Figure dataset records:
....................

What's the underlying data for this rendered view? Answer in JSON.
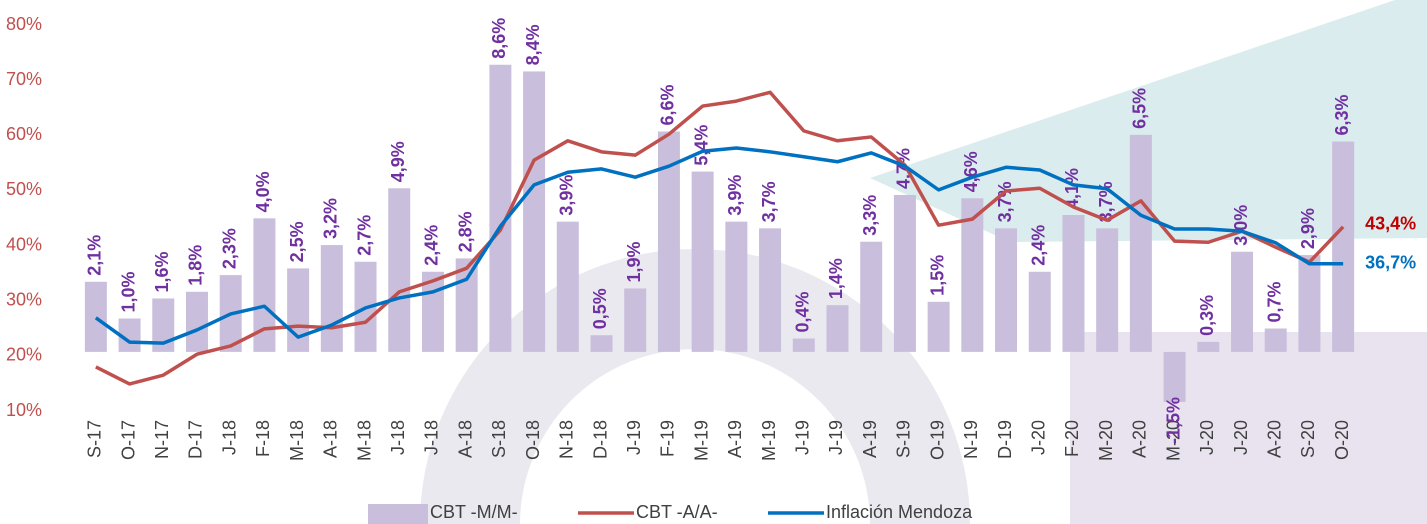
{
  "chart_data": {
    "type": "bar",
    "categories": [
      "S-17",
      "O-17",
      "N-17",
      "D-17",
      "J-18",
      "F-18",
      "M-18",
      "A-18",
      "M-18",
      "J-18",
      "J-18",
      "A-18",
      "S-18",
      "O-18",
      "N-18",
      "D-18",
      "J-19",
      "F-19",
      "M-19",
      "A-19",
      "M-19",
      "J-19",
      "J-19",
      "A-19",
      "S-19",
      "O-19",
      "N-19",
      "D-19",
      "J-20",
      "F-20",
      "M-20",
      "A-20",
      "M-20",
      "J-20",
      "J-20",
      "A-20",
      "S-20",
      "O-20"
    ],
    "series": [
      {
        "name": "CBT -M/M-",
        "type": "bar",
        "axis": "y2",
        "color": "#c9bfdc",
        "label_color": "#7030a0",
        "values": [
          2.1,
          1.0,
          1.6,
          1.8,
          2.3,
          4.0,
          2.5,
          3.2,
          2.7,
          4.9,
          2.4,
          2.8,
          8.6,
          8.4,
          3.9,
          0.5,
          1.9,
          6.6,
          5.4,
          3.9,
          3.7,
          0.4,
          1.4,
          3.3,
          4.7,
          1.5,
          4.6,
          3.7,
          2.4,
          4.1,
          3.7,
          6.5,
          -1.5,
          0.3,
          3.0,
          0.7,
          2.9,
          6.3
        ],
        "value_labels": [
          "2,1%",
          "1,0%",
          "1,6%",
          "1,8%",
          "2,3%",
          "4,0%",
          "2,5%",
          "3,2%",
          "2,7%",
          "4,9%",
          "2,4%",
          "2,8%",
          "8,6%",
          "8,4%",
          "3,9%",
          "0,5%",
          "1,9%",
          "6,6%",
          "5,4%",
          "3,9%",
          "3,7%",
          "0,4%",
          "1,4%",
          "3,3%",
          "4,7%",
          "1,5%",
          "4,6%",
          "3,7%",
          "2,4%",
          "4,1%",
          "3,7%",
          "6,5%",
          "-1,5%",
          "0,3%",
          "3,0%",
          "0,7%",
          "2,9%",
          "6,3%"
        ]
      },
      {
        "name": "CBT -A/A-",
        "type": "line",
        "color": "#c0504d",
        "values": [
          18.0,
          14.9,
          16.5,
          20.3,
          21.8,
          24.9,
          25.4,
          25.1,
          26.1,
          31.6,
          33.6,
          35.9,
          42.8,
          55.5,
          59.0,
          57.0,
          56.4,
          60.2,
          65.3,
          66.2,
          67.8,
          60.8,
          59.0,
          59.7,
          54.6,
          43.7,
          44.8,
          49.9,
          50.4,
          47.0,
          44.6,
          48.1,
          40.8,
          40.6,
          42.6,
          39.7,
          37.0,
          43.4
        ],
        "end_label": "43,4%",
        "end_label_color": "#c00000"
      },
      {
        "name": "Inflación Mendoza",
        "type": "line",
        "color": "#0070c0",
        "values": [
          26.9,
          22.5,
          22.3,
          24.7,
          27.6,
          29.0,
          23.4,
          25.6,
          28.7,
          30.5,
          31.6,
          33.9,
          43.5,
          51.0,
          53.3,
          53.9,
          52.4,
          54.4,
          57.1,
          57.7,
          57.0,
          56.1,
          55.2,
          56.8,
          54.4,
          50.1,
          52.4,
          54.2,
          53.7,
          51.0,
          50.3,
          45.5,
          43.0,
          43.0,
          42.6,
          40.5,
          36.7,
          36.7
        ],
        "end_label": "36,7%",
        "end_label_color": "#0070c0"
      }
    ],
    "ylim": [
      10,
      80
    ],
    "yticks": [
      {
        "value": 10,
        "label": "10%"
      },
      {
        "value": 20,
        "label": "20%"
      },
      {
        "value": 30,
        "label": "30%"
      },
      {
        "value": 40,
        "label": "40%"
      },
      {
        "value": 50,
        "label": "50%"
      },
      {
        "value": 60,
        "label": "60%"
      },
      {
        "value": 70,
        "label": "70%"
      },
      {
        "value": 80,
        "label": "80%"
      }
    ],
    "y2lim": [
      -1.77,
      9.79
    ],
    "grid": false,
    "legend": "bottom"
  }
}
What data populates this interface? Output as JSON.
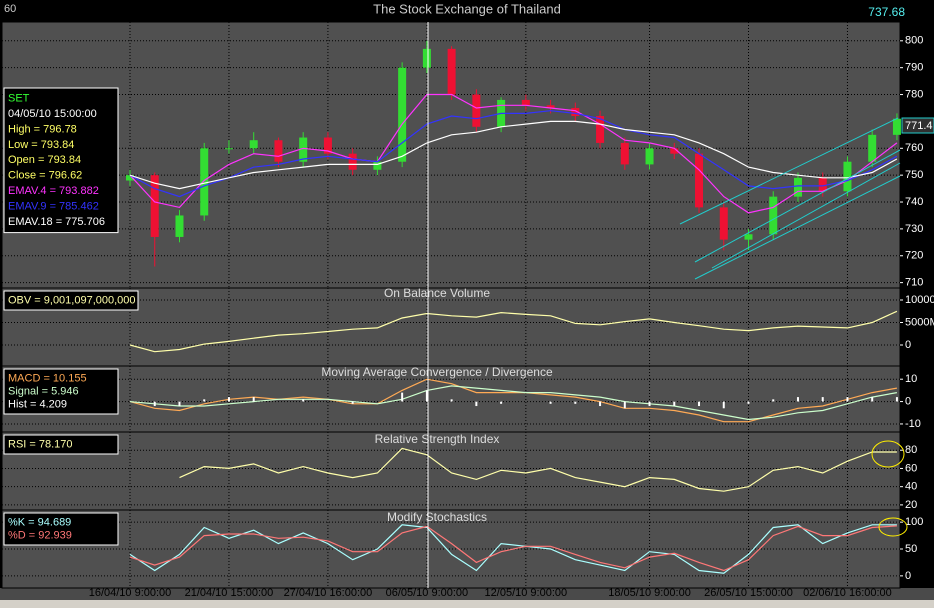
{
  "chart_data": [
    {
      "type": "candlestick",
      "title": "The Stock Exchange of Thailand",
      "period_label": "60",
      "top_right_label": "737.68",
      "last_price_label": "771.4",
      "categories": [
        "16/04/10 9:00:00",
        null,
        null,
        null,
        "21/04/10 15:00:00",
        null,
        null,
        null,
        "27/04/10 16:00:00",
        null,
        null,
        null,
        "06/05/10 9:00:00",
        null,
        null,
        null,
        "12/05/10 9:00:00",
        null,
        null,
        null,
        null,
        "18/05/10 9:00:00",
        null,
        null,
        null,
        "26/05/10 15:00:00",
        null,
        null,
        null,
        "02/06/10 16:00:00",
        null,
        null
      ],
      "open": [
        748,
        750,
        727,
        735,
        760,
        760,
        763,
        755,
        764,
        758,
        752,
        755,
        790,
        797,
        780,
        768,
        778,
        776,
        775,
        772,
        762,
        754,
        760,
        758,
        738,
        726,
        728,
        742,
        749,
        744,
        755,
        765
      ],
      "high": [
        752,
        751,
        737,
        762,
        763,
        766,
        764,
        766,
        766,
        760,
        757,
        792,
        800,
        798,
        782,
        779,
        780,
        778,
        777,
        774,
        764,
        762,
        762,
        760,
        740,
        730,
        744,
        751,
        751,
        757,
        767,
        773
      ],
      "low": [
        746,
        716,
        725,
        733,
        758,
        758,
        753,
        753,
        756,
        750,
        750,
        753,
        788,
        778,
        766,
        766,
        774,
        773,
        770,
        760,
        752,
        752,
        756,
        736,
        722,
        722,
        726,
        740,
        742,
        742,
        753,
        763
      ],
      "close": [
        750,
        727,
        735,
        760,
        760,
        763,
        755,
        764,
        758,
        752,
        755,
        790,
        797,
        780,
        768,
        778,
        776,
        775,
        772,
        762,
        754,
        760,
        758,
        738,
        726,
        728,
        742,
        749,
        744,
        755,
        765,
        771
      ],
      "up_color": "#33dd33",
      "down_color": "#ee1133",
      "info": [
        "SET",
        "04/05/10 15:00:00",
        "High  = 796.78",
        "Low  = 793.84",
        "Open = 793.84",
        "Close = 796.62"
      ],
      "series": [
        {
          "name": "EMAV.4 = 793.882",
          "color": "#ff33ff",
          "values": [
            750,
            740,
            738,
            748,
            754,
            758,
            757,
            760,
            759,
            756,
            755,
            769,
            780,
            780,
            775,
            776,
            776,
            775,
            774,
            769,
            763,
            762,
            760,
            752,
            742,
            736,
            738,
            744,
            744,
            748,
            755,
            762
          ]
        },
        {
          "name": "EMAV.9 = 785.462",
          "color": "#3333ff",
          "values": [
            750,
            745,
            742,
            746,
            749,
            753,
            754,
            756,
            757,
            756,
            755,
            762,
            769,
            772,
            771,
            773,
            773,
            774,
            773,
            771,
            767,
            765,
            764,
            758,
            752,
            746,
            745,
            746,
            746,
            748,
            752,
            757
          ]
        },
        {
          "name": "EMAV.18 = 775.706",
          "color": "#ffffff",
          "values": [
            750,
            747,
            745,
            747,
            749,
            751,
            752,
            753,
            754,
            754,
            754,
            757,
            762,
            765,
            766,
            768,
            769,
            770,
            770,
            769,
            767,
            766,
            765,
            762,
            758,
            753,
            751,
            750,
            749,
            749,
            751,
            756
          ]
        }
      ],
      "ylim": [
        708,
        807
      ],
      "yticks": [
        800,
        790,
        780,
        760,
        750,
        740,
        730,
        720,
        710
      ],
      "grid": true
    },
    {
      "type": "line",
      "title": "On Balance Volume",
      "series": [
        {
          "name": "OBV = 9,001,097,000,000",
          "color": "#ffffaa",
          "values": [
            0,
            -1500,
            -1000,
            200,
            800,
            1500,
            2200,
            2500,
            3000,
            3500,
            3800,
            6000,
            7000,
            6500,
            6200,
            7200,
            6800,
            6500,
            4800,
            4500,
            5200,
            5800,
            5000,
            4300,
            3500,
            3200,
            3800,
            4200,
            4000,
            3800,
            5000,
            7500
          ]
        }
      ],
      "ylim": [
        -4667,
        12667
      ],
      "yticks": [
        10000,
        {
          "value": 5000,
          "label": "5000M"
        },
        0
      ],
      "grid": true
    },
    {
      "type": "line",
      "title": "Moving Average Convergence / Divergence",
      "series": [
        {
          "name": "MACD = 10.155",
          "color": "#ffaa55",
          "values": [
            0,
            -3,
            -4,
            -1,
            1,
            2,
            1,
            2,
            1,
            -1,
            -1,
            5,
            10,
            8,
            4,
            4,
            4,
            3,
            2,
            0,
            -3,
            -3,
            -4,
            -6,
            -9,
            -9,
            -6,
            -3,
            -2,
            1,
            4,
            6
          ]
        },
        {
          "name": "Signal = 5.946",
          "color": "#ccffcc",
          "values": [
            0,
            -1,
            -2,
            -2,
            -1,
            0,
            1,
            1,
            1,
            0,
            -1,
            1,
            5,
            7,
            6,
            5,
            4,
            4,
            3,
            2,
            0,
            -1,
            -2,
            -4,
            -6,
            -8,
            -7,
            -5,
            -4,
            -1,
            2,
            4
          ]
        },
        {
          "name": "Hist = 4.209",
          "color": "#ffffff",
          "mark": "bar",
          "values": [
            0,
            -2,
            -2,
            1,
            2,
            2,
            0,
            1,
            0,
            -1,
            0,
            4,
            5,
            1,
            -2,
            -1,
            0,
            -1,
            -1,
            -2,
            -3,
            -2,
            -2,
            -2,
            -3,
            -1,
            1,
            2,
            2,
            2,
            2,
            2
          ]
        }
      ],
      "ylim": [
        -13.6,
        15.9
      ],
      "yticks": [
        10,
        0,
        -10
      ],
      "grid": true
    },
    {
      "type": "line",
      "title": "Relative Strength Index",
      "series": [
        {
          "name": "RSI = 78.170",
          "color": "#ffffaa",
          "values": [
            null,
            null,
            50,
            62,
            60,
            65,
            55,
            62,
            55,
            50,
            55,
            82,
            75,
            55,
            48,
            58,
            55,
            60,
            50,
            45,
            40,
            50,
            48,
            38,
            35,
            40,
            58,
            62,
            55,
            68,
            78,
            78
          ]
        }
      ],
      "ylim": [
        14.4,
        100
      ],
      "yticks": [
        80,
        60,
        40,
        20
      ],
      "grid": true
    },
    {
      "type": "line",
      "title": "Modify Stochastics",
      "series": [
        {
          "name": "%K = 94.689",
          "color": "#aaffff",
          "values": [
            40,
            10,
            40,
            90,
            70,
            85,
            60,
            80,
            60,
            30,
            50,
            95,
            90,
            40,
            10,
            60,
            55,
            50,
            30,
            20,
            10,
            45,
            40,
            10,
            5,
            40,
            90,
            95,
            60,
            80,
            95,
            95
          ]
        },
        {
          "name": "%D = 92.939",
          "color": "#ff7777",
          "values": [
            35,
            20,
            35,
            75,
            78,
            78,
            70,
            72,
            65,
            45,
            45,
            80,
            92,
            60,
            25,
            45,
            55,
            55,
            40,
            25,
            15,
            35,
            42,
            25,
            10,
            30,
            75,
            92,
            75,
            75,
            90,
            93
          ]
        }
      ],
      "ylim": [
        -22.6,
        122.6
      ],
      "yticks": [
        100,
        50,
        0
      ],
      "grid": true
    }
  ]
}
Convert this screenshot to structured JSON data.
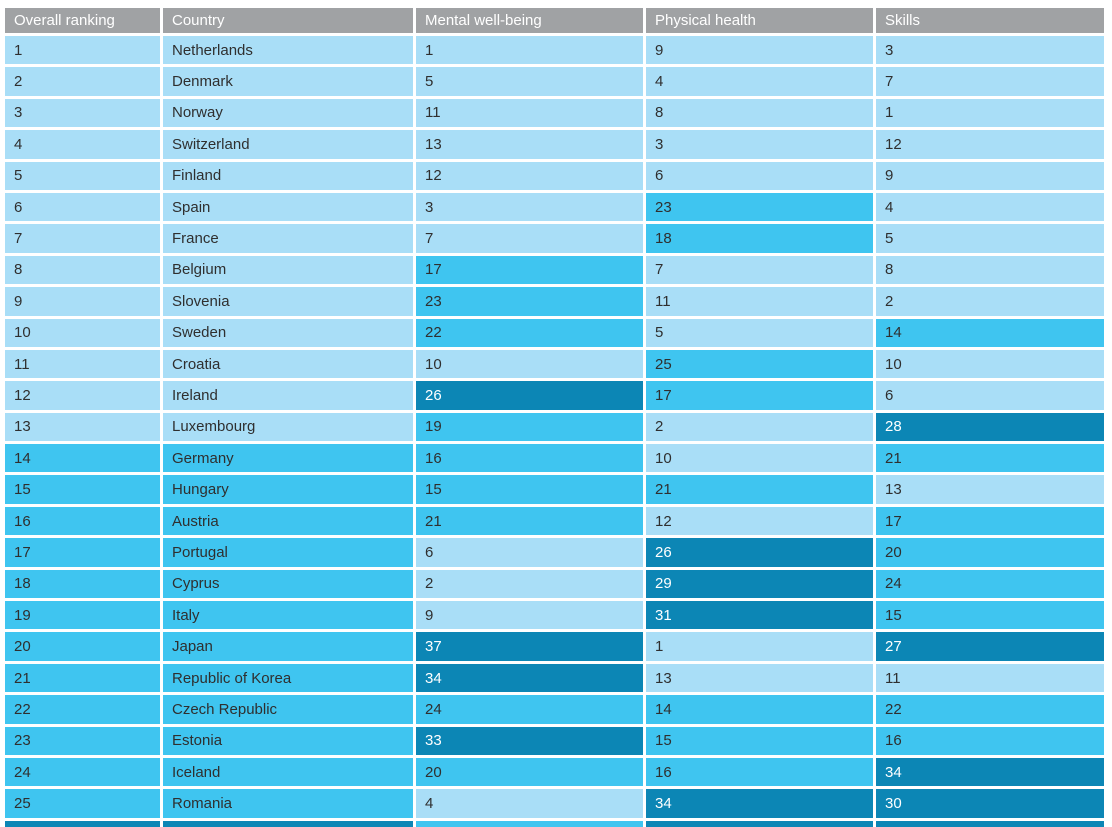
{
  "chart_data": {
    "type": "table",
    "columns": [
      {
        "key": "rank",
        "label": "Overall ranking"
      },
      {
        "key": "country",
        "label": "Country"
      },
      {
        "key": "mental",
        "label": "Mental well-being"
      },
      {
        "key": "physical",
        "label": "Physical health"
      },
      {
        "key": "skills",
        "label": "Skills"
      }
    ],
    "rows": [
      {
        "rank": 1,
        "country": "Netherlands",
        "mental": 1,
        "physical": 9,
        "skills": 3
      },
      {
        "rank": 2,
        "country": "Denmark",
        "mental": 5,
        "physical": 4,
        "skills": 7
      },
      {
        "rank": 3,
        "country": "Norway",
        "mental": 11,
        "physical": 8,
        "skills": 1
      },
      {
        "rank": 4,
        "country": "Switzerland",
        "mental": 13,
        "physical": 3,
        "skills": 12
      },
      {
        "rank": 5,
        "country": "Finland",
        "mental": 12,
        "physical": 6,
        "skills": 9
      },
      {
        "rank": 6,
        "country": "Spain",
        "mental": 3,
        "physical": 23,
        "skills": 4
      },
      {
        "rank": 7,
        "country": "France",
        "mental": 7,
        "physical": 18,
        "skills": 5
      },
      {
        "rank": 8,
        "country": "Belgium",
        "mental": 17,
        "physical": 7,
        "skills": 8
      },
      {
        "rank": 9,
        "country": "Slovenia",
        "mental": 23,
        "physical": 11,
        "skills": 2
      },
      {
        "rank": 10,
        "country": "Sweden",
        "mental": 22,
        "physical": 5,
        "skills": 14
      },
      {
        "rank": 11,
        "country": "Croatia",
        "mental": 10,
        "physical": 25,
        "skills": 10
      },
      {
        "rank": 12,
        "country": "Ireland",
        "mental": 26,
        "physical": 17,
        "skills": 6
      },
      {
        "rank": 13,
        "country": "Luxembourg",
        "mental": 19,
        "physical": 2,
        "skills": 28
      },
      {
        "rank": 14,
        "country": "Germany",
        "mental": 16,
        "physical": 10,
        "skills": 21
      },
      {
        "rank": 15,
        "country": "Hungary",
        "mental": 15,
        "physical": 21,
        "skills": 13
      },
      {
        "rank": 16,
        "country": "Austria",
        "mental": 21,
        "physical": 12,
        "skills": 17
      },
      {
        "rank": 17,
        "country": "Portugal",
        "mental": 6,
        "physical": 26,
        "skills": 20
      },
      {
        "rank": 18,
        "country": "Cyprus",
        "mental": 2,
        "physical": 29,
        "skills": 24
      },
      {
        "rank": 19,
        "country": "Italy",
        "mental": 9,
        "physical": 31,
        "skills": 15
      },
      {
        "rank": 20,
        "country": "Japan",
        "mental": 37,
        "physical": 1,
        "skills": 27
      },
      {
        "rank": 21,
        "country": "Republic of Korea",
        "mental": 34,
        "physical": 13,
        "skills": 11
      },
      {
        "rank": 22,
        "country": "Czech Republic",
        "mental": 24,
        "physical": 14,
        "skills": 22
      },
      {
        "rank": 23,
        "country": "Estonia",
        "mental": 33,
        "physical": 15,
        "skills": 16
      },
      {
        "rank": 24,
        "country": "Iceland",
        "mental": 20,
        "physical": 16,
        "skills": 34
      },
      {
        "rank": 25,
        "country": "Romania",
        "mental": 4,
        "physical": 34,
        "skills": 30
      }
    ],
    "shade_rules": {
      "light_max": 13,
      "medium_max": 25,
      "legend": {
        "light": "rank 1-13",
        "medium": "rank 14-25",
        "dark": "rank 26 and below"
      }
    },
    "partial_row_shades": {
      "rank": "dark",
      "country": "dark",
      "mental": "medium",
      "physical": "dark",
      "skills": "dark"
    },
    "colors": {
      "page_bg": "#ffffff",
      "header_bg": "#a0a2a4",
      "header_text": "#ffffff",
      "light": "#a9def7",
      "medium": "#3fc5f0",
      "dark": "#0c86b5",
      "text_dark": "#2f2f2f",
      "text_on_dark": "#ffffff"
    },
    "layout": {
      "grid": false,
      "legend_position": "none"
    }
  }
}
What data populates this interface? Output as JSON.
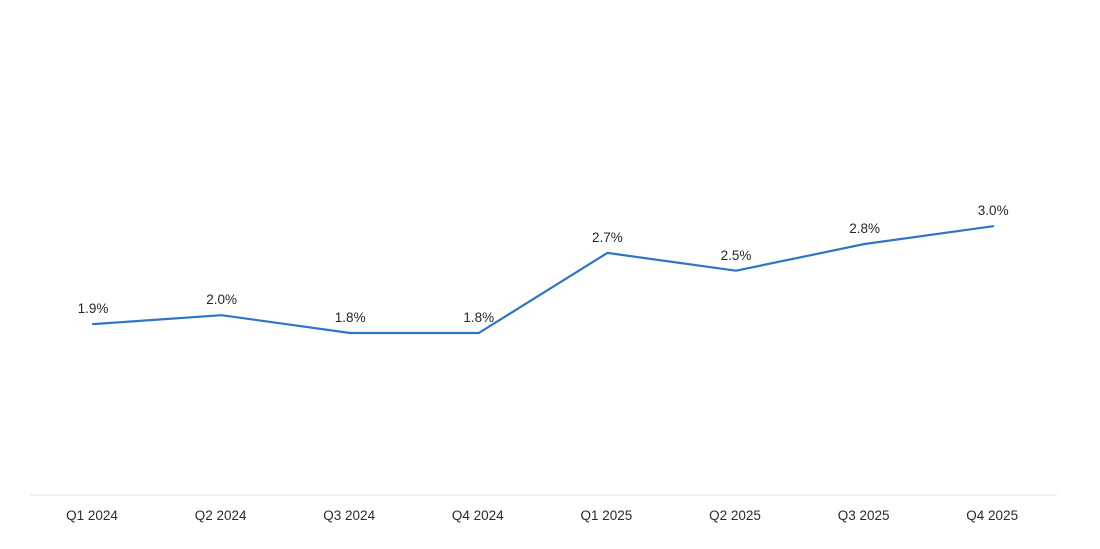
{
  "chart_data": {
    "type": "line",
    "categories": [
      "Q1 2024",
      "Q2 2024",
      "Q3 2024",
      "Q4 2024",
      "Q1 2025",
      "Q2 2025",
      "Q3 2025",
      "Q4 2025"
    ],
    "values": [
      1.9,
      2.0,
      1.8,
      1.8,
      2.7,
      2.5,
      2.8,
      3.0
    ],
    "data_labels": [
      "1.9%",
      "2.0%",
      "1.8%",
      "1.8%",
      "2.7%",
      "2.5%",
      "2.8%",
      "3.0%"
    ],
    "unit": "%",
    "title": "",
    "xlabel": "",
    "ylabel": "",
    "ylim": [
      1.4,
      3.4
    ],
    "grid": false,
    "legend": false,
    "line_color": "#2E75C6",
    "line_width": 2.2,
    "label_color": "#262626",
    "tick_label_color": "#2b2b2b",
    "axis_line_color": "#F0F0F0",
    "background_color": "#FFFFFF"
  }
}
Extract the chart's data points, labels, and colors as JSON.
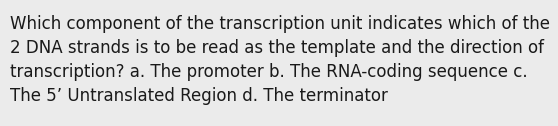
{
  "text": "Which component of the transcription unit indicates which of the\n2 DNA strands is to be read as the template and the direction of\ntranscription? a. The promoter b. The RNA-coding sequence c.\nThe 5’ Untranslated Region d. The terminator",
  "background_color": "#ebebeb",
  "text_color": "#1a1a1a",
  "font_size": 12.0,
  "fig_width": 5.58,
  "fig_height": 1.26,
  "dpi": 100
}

....................

• [Instructions for the task]:
Exactly how many lines of the listing above contain the string "unit"? Give no more than the number.

• [Complete answer]:
2